- [Aim]: All entries are to be given again verbatim.

- [Excerpted records]:
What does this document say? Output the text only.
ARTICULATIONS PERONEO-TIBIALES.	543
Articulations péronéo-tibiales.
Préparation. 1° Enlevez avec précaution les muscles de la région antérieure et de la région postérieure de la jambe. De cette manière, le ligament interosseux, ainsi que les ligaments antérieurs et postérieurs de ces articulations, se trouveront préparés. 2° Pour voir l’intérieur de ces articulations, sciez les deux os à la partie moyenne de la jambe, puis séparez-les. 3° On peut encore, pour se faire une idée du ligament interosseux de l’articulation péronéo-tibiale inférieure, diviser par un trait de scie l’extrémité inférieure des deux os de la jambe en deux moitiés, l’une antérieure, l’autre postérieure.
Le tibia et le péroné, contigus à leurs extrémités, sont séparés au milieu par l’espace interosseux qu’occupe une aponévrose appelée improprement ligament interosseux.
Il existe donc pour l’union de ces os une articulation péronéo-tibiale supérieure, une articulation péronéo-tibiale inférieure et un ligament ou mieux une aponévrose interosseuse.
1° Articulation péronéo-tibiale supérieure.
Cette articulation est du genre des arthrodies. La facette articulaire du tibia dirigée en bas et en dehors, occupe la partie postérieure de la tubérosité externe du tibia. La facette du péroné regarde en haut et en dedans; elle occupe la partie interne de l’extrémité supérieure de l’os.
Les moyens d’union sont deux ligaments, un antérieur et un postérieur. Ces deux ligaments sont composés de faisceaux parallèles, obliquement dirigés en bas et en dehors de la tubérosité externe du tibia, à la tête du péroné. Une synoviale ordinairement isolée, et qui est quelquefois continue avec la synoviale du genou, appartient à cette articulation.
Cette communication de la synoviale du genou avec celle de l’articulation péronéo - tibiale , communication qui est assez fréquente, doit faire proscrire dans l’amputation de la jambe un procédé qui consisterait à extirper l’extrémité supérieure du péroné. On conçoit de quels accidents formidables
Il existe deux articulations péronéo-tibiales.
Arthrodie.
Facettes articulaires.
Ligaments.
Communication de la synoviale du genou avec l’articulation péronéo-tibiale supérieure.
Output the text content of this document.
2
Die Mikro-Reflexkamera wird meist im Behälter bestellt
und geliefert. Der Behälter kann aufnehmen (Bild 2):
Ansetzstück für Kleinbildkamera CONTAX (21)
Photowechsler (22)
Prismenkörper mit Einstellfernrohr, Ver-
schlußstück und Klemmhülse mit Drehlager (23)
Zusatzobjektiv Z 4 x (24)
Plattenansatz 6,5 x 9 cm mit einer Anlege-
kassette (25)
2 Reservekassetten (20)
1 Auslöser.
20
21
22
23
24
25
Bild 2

- [Exercise solution]:
What does this document say? Output the text only.
ARTICULATIONS PERONEO-TIBIALES.	543
Articulations péronéo-tibiales.
Préparation. 1° Enlevez avec précaution les muscles de la région antérieure et de la région postérieure de la jambe. De cette manière, le ligament interosseux, ainsi que les ligaments antérieurs et postérieurs de ces articulations, se trouveront préparés. 2° Pour voir l’intérieur de ces articulations, sciez les deux os à la partie moyenne de la jambe, puis séparez-les. 3° On peut encore, pour se faire une idée du ligament interosseux de l’articulation péronéo-tibiale inférieure, diviser par un trait de scie l’extrémité inférieure des deux os de la jambe en deux moitiés, l’une antérieure, l’autre postérieure.
Le tibia et le péroné, contigus à leurs extrémités, sont séparés au milieu par l’espace interosseux qu’occupe une aponévrose appelée improprement ligament interosseux.
Il existe donc pour l’union de ces os une articulation péronéo-tibiale supérieure, une articulation péronéo-tibiale inférieure et un ligament ou mieux une aponévrose interosseuse.
1° Articulation péronéo-tibiale supérieure.
Cette articulation est du genre des arthrodies. La facette articulaire du tibia dirigée en bas et en dehors, occupe la partie postérieure de la tubérosité externe du tibia. La facette du péroné regarde en haut et en dedans; elle occupe la partie interne de l’extrémité supérieure de l’os.
Les moyens d’union sont deux ligaments, un antérieur et un postérieur. Ces deux ligaments sont composés de faisceaux parallèles, obliquement dirigés en bas et en dehors de la tubérosité externe du tibia, à la tête du péroné. Une synoviale ordinairement isolée, et qui est quelquefois continue avec la synoviale du genou, appartient à cette articulation.
Cette communication de la synoviale du genou avec celle de l’articulation péronéo - tibiale , communication qui est assez fréquente, doit faire proscrire dans l’amputation de la jambe un procédé qui consisterait à extirper l’extrémité supérieure du péroné. On conçoit de quels accidents formidables
Il existe deux articulations péronéo-tibiales.
Arthrodie.
Facettes articulaires.
Ligaments.
Communication de la synoviale du genou avec l’articulation péronéo-tibiale supérieure.
Output the text content of this document.
2
Die Mikro-Reflexkamera wird meist im Behälter bestellt
und geliefert. Der Behälter kann aufnehmen (Bild 2):
Ansetzstück für Kleinbildkamera CONTAX (21)
Photowechsler (22)
Prismenkörper mit Einstellfernrohr, Ver-
schlußstück und Klemmhülse mit Drehlager (23)
Zusatzobjektiv Z 4 x (24)
Plattenansatz 6,5 x 9 cm mit einer Anlege-
kassette (25)
2 Reservekassetten (20)
1 Auslöser.
20
21
22
23
24
25
Bild 2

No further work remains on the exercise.